WHAT IS BEING ASKED
Every line below should be repeated exactly.

————————

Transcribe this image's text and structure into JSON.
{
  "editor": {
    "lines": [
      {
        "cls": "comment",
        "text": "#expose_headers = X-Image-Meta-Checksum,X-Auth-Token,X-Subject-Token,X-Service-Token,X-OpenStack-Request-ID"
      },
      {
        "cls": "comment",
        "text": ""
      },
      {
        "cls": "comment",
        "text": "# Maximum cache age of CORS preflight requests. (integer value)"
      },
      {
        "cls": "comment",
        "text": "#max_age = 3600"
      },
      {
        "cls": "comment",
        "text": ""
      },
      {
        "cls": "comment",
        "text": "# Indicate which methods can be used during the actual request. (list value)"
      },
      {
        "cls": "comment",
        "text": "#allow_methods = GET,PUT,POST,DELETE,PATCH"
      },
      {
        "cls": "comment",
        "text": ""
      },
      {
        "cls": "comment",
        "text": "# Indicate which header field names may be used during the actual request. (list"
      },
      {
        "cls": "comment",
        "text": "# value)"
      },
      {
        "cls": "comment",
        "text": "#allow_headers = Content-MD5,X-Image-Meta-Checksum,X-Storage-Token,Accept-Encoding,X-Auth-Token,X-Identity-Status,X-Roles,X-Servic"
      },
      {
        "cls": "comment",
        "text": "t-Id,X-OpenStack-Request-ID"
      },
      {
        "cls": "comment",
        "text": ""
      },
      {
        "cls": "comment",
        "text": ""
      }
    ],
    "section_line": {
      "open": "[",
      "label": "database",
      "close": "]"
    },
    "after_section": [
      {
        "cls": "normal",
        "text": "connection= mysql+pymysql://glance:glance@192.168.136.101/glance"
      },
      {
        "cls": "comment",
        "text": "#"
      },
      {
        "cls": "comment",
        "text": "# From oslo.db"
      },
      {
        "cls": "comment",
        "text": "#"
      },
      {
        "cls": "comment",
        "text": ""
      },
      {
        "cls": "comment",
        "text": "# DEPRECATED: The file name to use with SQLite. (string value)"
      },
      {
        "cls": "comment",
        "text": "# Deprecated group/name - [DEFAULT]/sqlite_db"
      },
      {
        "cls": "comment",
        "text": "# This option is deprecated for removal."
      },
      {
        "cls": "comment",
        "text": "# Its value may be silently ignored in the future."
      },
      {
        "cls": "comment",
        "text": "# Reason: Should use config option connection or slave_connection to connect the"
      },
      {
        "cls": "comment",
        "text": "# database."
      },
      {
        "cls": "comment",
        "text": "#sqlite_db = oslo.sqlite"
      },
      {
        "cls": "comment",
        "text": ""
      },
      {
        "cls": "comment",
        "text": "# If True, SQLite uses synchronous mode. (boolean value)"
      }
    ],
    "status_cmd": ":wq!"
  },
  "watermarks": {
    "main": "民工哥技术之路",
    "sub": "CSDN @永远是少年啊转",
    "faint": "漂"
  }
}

————————

WRITTEN ANSWER
Transcribe this image's text and structure into JSON.
{
  "editor": {
    "lines": [
      {
        "cls": "comment",
        "text": "#expose_headers = X-Image-Meta-Checksum,X-Auth-Token,X-Subject-Token,X-Service-Token,X-OpenStack-Request-ID"
      },
      {
        "cls": "comment",
        "text": ""
      },
      {
        "cls": "comment",
        "text": "# Maximum cache age of CORS preflight requests. (integer value)"
      },
      {
        "cls": "comment",
        "text": "#max_age = 3600"
      },
      {
        "cls": "comment",
        "text": ""
      },
      {
        "cls": "comment",
        "text": "# Indicate which methods can be used during the actual request. (list value)"
      },
      {
        "cls": "comment",
        "text": "#allow_methods = GET,PUT,POST,DELETE,PATCH"
      },
      {
        "cls": "comment",
        "text": ""
      },
      {
        "cls": "comment",
        "text": "# Indicate which header field names may be used during the actual request. (list"
      },
      {
        "cls": "comment",
        "text": "# value)"
      },
      {
        "cls": "comment",
        "text": "#allow_headers = Content-MD5,X-Image-Meta-Checksum,X-Storage-Token,Accept-Encoding,X-Auth-Token,X-Identity-Status,X-Roles,X-Servic"
      },
      {
        "cls": "comment",
        "text": "t-Id,X-OpenStack-Request-ID"
      },
      {
        "cls": "comment",
        "text": ""
      },
      {
        "cls": "comment",
        "text": ""
      }
    ],
    "section_line": {
      "open": "[",
      "label": "database",
      "close": "]"
    },
    "after_section": [
      {
        "cls": "normal",
        "text": "connection= mysql+pymysql://glance:glance@192.168.136.101/glance"
      },
      {
        "cls": "comment",
        "text": "#"
      },
      {
        "cls": "comment",
        "text": "# From oslo.db"
      },
      {
        "cls": "comment",
        "text": "#"
      },
      {
        "cls": "comment",
        "text": ""
      },
      {
        "cls": "comment",
        "text": "# DEPRECATED: The file name to use with SQLite. (string value)"
      },
      {
        "cls": "comment",
        "text": "# Deprecated group/name - [DEFAULT]/sqlite_db"
      },
      {
        "cls": "comment",
        "text": "# This option is deprecated for removal."
      },
      {
        "cls": "comment",
        "text": "# Its value may be silently ignored in the future."
      },
      {
        "cls": "comment",
        "text": "# Reason: Should use config option connection or slave_connection to connect the"
      },
      {
        "cls": "comment",
        "text": "# database."
      },
      {
        "cls": "comment",
        "text": "#sqlite_db = oslo.sqlite"
      },
      {
        "cls": "comment",
        "text": ""
      },
      {
        "cls": "comment",
        "text": "# If True, SQLite uses synchronous mode. (boolean value)"
      }
    ],
    "status_cmd": ":wq!"
  },
  "watermarks": {
    "main": "民工哥技术之路",
    "sub": "CSDN @永远是少年啊转",
    "faint": "漂"
  }
}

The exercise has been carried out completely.